SET PROBLEM
From the records below, extract all the text exactly and leave the images behind.

-.-.-

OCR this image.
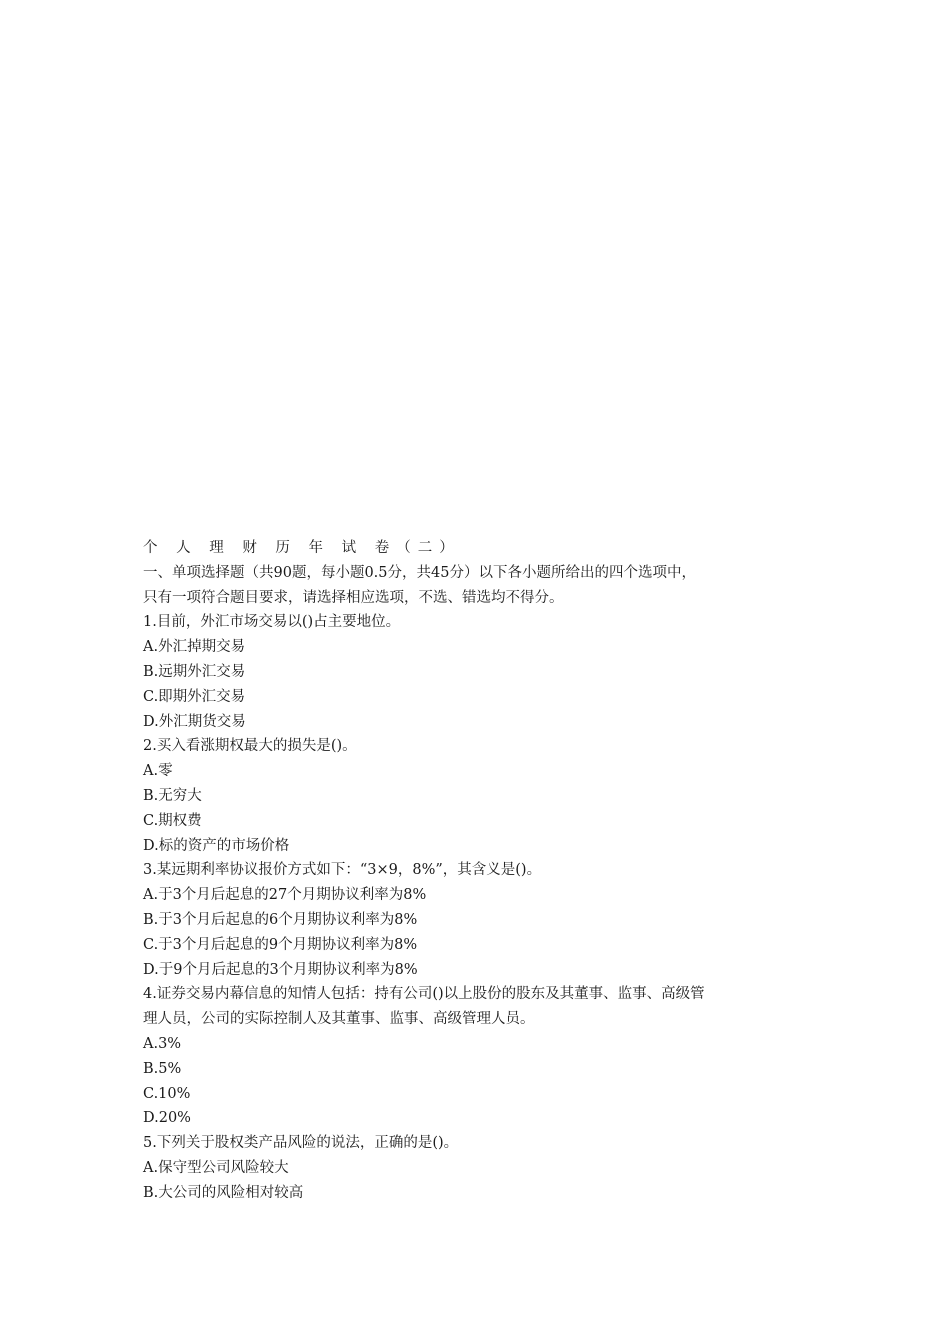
个 人 理 财 历 年 试 卷（二）
一、单项选择题（共90题，每小题0.5分，共45分）以下各小题所给出的四个选项中，
只有一项符合题目要求，请选择相应选项，不选、错选均不得分。
1.目前，外汇市场交易以()占主要地位。
A.外汇掉期交易
B.远期外汇交易
C.即期外汇交易
D.外汇期货交易
2.买入看涨期权最大的损失是()。
A.零
B.无穷大
C.期权费
D.标的资产的市场价格
3.某远期利率协议报价方式如下：“3×9，8%”，其含义是()。
A.于3个月后起息的27个月期协议利率为8%
B.于3个月后起息的6个月期协议利率为8%
C.于3个月后起息的9个月期协议利率为8%
D.于9个月后起息的3个月期协议利率为8%
4.证券交易内幕信息的知情人包括：持有公司()以上股份的股东及其董事、监事、高级管
理人员，公司的实际控制人及其董事、监事、高级管理人员。
A.3%
B.5%
C.10%
D.20%
5.下列关于股权类产品风险的说法，正确的是()。
A.保守型公司风险较大
B.大公司的风险相对较高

-.-.-

FINISHED TASK
OCR this image.
个 人 理 财 历 年 试 卷（二）
一、单项选择题（共90题，每小题0.5分，共45分）以下各小题所给出的四个选项中，
只有一项符合题目要求，请选择相应选项，不选、错选均不得分。
1.目前，外汇市场交易以()占主要地位。
A.外汇掉期交易
B.远期外汇交易
C.即期外汇交易
D.外汇期货交易
2.买入看涨期权最大的损失是()。
A.零
B.无穷大
C.期权费
D.标的资产的市场价格
3.某远期利率协议报价方式如下：“3×9，8%”，其含义是()。
A.于3个月后起息的27个月期协议利率为8%
B.于3个月后起息的6个月期协议利率为8%
C.于3个月后起息的9个月期协议利率为8%
D.于9个月后起息的3个月期协议利率为8%
4.证券交易内幕信息的知情人包括：持有公司()以上股份的股东及其董事、监事、高级管
理人员，公司的实际控制人及其董事、监事、高级管理人员。
A.3%
B.5%
C.10%
D.20%
5.下列关于股权类产品风险的说法，正确的是()。
A.保守型公司风险较大
B.大公司的风险相对较高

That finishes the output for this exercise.